Page text:
App template:

Delta Lake ETL with Pathway for Spark Analytics

Sergey Kulik·July 23, 2024·0 min read

In the era of big data, efficient data preparation is essential for deriving actionable insights.

Apache Spark is a widely used data analytics tool for many enterprises. It can be made more powerful with Delta Lake, which provides efficient data storage, scalable metadata handling, and time travel support. This makes it easy for users to access and query previous versions of data.

The Pathway framework provides an efficient way to do ETL with Delta Lake: you can extract and transform data from hundreds of sources and then store it in the Delta Lake format over a local filesystem or S3. Using Pathway, you can prepare your data efficiently and maximize the potential of your Spark-based analytics.

In this tutorial, you will learn how to install Pathway, configure a data processing pipeline with it, and prepare your data for efficient Spark analytics.

Pathway data preparation pipeline for Spark

Sample Task

In this tutorial, you will create a pipeline that extracts data from GitHub commit history and prepares it for further analysis by extracting contributor while removing their address for privacy concerns.

By the end of this tutorial, you'll have a functional pipeline that processes GitHub commit data and stores it in a format optimized for Spark analytics.

The pipeline uses the ETL technique and consists of three steps:

  1. Extraction: Use an Airbyte connector, which leverages Airbyte Serverless, to set up data ingestion and ingest data from a GitHub repository.
  2. Transformation: Create user-defined functions (UDF) in Python to remove personal data, such as email addresses, from the commit data and prepare the columns for the produced data.
  3. Loading: Use the Pathway Delta Lake connector to load the transformed data.

Your objective:
Set down, word for word, the part of the Delta Lake ETL tutorial between "Sample Task" and "the transformed data.", inclusive. The items after this point come from a different source.

Dataset excerpts:
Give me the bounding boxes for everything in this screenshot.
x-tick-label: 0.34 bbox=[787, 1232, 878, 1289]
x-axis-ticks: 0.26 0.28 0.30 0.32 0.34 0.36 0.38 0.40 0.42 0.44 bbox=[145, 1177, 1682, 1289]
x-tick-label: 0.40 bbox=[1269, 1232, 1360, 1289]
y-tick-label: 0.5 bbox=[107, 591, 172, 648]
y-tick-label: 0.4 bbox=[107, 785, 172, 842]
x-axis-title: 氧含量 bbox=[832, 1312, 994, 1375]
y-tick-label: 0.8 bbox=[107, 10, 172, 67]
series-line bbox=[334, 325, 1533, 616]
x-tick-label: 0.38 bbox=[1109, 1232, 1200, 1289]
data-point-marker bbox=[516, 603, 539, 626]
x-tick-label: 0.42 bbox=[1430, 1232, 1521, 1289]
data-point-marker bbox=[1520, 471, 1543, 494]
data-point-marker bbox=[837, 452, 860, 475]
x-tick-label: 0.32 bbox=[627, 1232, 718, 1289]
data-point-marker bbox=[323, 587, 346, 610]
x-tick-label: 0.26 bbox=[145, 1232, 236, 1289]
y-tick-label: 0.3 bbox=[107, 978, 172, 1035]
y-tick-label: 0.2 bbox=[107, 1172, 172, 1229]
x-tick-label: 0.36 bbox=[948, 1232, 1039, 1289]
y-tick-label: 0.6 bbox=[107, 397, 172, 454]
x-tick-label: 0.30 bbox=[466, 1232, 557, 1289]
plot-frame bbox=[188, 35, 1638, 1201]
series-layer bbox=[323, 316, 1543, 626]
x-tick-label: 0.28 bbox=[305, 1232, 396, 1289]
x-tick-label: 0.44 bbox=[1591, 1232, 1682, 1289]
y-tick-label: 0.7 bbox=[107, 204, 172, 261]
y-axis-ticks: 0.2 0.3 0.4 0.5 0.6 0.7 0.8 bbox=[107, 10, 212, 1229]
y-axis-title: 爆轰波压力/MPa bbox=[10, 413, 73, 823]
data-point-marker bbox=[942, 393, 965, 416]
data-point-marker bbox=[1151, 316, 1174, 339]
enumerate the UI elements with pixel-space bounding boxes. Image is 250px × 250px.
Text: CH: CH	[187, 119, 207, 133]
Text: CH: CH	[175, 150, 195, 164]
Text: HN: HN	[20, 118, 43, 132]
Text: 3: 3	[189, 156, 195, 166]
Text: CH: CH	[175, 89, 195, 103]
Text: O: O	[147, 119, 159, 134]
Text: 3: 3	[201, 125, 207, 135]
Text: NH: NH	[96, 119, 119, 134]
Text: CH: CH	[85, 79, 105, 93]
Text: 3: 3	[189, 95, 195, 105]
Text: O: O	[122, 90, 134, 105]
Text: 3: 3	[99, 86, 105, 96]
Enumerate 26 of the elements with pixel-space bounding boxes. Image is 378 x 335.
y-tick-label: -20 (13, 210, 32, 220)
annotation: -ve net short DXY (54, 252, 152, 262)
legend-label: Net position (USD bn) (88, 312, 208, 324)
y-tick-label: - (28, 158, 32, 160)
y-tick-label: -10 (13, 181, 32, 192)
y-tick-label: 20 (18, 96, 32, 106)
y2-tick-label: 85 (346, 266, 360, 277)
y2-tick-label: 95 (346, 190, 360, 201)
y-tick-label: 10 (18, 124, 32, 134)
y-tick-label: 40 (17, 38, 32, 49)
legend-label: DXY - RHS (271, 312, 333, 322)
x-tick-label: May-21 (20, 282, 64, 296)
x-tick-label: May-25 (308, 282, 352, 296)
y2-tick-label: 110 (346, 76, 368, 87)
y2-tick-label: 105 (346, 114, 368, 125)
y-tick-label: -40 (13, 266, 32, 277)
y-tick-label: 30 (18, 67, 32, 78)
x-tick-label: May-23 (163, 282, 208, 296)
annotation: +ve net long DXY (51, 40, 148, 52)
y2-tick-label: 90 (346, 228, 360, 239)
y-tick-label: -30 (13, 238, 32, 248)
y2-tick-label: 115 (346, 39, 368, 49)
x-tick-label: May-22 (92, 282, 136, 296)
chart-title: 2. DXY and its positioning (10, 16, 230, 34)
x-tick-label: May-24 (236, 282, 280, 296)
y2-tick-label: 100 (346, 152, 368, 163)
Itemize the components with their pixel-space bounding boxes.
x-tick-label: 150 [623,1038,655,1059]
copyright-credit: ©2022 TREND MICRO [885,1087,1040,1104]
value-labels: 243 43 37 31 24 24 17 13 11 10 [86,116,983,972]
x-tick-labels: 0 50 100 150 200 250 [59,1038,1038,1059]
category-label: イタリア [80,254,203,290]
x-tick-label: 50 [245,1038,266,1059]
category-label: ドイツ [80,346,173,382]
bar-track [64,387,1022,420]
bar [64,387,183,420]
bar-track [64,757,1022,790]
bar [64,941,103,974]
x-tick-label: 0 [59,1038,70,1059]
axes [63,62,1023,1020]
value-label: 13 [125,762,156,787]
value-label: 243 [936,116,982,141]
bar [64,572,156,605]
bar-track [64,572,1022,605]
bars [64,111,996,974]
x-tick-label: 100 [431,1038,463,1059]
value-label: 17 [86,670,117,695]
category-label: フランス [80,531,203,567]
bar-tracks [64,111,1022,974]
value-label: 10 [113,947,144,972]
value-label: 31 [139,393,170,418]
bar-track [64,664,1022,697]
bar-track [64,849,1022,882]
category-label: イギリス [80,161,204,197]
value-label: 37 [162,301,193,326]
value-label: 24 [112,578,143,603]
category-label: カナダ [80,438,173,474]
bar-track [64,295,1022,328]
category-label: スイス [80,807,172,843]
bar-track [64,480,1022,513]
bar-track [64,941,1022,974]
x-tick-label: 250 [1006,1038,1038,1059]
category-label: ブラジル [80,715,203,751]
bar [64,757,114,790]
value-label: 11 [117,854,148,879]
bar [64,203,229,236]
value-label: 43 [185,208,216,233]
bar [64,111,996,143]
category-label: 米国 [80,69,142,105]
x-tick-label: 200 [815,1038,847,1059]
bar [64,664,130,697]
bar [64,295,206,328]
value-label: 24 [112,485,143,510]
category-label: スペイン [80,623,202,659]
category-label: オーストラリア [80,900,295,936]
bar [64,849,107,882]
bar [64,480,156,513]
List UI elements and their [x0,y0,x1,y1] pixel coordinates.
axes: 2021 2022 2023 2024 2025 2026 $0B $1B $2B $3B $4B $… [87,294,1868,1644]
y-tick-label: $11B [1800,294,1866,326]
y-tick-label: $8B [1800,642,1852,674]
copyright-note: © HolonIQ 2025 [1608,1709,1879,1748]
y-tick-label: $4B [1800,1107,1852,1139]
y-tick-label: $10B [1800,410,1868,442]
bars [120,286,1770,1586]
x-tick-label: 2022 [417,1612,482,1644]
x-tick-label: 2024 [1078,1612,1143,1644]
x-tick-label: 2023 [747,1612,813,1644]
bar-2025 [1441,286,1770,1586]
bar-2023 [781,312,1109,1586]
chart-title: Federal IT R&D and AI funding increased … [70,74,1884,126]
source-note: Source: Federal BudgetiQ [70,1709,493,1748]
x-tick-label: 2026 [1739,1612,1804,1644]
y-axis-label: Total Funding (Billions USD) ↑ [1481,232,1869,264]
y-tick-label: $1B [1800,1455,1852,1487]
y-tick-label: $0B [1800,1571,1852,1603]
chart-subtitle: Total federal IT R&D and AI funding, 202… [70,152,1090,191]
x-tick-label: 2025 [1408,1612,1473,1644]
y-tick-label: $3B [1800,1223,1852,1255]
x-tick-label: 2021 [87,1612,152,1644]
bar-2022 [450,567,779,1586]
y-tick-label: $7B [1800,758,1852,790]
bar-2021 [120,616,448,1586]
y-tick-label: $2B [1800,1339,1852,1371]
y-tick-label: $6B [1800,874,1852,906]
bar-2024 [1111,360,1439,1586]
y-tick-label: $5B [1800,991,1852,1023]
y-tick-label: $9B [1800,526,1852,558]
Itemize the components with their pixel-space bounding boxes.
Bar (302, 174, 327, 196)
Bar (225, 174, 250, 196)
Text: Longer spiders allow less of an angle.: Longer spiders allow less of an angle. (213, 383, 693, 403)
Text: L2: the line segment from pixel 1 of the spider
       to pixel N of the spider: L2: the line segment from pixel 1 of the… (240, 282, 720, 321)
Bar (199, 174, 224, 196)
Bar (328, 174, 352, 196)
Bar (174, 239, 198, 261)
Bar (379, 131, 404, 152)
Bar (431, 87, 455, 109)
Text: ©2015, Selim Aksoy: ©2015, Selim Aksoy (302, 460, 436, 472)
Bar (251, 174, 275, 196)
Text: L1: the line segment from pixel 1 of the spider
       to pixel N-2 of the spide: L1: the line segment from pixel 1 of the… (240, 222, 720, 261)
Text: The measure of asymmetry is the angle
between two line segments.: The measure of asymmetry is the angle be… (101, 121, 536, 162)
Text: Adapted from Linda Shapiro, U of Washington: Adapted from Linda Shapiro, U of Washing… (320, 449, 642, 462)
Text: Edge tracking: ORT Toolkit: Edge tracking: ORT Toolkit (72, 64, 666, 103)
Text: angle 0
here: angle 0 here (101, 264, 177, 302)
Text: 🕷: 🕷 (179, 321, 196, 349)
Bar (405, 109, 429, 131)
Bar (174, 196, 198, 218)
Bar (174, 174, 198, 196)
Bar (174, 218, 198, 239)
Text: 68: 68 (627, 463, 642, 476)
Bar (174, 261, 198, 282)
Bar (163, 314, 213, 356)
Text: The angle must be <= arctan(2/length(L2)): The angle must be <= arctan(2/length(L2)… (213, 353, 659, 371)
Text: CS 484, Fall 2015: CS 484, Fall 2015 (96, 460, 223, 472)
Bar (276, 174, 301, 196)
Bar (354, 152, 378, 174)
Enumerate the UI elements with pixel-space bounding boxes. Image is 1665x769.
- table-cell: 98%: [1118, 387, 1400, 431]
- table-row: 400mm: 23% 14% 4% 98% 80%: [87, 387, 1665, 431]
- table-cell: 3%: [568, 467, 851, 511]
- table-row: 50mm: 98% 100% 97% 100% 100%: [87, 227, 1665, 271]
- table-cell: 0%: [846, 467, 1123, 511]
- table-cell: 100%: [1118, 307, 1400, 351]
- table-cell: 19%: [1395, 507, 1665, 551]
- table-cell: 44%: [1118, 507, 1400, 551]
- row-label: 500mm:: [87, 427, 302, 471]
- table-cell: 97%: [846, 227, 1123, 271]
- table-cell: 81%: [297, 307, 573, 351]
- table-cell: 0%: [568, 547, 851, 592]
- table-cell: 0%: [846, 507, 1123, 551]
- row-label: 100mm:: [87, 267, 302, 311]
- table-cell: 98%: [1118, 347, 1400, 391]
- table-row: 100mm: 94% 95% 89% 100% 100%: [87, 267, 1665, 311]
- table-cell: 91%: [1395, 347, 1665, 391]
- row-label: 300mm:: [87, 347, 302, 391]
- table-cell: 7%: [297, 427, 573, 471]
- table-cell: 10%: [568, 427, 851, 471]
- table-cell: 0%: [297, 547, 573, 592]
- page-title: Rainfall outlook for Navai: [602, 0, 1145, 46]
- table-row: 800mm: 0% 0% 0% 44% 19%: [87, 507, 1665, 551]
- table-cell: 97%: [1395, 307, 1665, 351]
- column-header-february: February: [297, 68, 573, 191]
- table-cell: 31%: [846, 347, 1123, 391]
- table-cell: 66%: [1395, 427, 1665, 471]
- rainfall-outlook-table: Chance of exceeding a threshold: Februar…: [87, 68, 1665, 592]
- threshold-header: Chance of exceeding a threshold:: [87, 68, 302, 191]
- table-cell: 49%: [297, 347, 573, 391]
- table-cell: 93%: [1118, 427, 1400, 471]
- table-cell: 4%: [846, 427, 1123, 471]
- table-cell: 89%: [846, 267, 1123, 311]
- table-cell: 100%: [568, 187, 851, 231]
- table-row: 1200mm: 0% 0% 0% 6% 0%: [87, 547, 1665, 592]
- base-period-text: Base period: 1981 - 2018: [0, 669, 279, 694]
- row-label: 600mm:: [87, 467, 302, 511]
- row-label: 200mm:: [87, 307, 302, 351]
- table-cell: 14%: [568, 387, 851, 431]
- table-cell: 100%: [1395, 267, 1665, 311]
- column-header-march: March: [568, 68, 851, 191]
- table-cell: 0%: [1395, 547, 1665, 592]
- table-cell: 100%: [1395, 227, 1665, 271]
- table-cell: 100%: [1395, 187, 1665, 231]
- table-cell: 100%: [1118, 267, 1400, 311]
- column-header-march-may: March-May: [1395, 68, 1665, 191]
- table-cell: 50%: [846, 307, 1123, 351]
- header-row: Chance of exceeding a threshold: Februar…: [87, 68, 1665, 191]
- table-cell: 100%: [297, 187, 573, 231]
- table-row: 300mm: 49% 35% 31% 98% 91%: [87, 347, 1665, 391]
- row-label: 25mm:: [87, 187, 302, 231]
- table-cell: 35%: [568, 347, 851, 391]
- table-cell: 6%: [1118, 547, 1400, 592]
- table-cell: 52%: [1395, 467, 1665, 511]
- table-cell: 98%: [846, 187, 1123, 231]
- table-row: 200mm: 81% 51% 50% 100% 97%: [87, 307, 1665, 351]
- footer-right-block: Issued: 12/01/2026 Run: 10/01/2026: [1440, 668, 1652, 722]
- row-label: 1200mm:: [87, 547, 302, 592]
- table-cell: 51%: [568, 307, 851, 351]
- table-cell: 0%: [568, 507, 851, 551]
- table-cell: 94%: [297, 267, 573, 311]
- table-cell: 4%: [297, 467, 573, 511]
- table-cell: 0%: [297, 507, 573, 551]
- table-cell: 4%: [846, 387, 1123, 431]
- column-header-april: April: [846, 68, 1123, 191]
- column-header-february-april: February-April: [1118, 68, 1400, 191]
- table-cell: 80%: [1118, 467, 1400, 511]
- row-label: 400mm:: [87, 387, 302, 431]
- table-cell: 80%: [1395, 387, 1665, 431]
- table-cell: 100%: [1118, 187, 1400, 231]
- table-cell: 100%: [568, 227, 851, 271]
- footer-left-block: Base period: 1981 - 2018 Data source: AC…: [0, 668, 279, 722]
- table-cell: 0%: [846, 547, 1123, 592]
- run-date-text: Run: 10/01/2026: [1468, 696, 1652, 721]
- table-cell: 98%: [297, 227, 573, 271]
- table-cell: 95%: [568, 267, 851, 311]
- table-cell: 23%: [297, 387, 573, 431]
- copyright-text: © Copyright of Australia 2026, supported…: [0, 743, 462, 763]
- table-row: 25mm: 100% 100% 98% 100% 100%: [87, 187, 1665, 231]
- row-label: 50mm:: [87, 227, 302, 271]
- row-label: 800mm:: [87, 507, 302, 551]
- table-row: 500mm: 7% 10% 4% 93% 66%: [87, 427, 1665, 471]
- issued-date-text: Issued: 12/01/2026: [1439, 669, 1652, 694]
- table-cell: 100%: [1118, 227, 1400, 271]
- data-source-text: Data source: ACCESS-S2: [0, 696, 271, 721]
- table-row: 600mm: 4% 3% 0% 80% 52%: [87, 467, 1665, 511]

Problem solution:
Sample Task

In this tutorial, you will create a pipeline that extracts data from GitHub commit history and prepares it for further analysis by extracting contributor while removing their address for privacy concerns.

By the end of this tutorial, you'll have a functional pipeline that processes GitHub commit data and stores it in a format optimized for Spark analytics.

The pipeline uses the ETL technique and consists of three steps:

  1. Extraction: Use an Airbyte connector, which leverages Airbyte Serverless, to set up data ingestion and ingest data from a GitHub repository.
  2. Transformation: Create user-defined functions (UDF) in Python to remove personal data, such as email addresses, from the commit data and prepare the columns for the produced data.
  3. Loading: Use the Pathway Delta Lake connector to load the transformed data.